Exercise description: Give back the whole listing exactly as shown.

Raw data:
---
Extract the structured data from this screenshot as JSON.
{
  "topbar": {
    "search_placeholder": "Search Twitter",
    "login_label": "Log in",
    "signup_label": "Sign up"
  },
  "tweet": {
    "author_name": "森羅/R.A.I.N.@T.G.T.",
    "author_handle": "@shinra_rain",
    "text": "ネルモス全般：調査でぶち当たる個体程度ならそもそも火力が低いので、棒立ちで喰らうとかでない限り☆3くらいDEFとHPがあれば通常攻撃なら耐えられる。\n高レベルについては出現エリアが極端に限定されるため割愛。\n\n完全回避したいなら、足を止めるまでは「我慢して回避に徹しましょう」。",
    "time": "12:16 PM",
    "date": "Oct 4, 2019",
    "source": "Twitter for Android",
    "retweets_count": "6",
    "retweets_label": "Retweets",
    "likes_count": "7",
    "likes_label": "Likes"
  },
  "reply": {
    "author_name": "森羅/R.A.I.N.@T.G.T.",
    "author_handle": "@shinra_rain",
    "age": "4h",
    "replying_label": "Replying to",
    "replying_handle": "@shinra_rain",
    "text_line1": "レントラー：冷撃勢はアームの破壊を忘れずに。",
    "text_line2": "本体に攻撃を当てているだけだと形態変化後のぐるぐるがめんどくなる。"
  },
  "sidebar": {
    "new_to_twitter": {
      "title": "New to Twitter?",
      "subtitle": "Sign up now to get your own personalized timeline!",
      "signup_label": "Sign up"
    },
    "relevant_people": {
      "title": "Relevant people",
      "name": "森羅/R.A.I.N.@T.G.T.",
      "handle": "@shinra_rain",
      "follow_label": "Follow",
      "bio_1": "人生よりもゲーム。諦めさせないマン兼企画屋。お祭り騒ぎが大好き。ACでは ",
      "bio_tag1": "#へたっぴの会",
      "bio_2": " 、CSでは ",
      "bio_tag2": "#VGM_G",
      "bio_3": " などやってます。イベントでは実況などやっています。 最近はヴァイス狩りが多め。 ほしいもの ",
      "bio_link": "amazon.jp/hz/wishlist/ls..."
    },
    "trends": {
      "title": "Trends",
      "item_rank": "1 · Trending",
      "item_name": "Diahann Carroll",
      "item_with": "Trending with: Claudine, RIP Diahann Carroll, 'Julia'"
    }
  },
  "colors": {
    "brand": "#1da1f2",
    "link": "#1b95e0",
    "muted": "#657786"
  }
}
---
Worked answer:
Extract the structured data from this screenshot as JSON.
{
  "topbar": {
    "search_placeholder": "Search Twitter",
    "login_label": "Log in",
    "signup_label": "Sign up"
  },
  "tweet": {
    "author_name": "森羅/R.A.I.N.@T.G.T.",
    "author_handle": "@shinra_rain",
    "text": "ネルモス全般：調査でぶち当たる個体程度ならそもそも火力が低いので、棒立ちで喰らうとかでない限り☆3くらいDEFとHPがあれば通常攻撃なら耐えられる。\n高レベルについては出現エリアが極端に限定されるため割愛。\n\n完全回避したいなら、足を止めるまでは「我慢して回避に徹しましょう」。",
    "time": "12:16 PM",
    "date": "Oct 4, 2019",
    "source": "Twitter for Android",
    "retweets_count": "6",
    "retweets_label": "Retweets",
    "likes_count": "7",
    "likes_label": "Likes"
  },
  "reply": {
    "author_name": "森羅/R.A.I.N.@T.G.T.",
    "author_handle": "@shinra_rain",
    "age": "4h",
    "replying_label": "Replying to",
    "replying_handle": "@shinra_rain",
    "text_line1": "レントラー：冷撃勢はアームの破壊を忘れずに。",
    "text_line2": "本体に攻撃を当てているだけだと形態変化後のぐるぐるがめんどくなる。"
  },
  "sidebar": {
    "new_to_twitter": {
      "title": "New to Twitter?",
      "subtitle": "Sign up now to get your own personalized timeline!",
      "signup_label": "Sign up"
    },
    "relevant_people": {
      "title": "Relevant people",
      "name": "森羅/R.A.I.N.@T.G.T.",
      "handle": "@shinra_rain",
      "follow_label": "Follow",
      "bio_1": "人生よりもゲーム。諦めさせないマン兼企画屋。お祭り騒ぎが大好き。ACでは ",
      "bio_tag1": "#へたっぴの会",
      "bio_2": " 、CSでは ",
      "bio_tag2": "#VGM_G",
      "bio_3": " などやってます。イベントでは実況などやっています。 最近はヴァイス狩りが多め。 ほしいもの ",
      "bio_link": "amazon.jp/hz/wishlist/ls..."
    },
    "trends": {
      "title": "Trends",
      "item_rank": "1 · Trending",
      "item_name": "Diahann Carroll",
      "item_with": "Trending with: Claudine, RIP Diahann Carroll, 'Julia'"
    }
  },
  "colors": {
    "brand": "#1da1f2",
    "link": "#1b95e0",
    "muted": "#657786"
  }
}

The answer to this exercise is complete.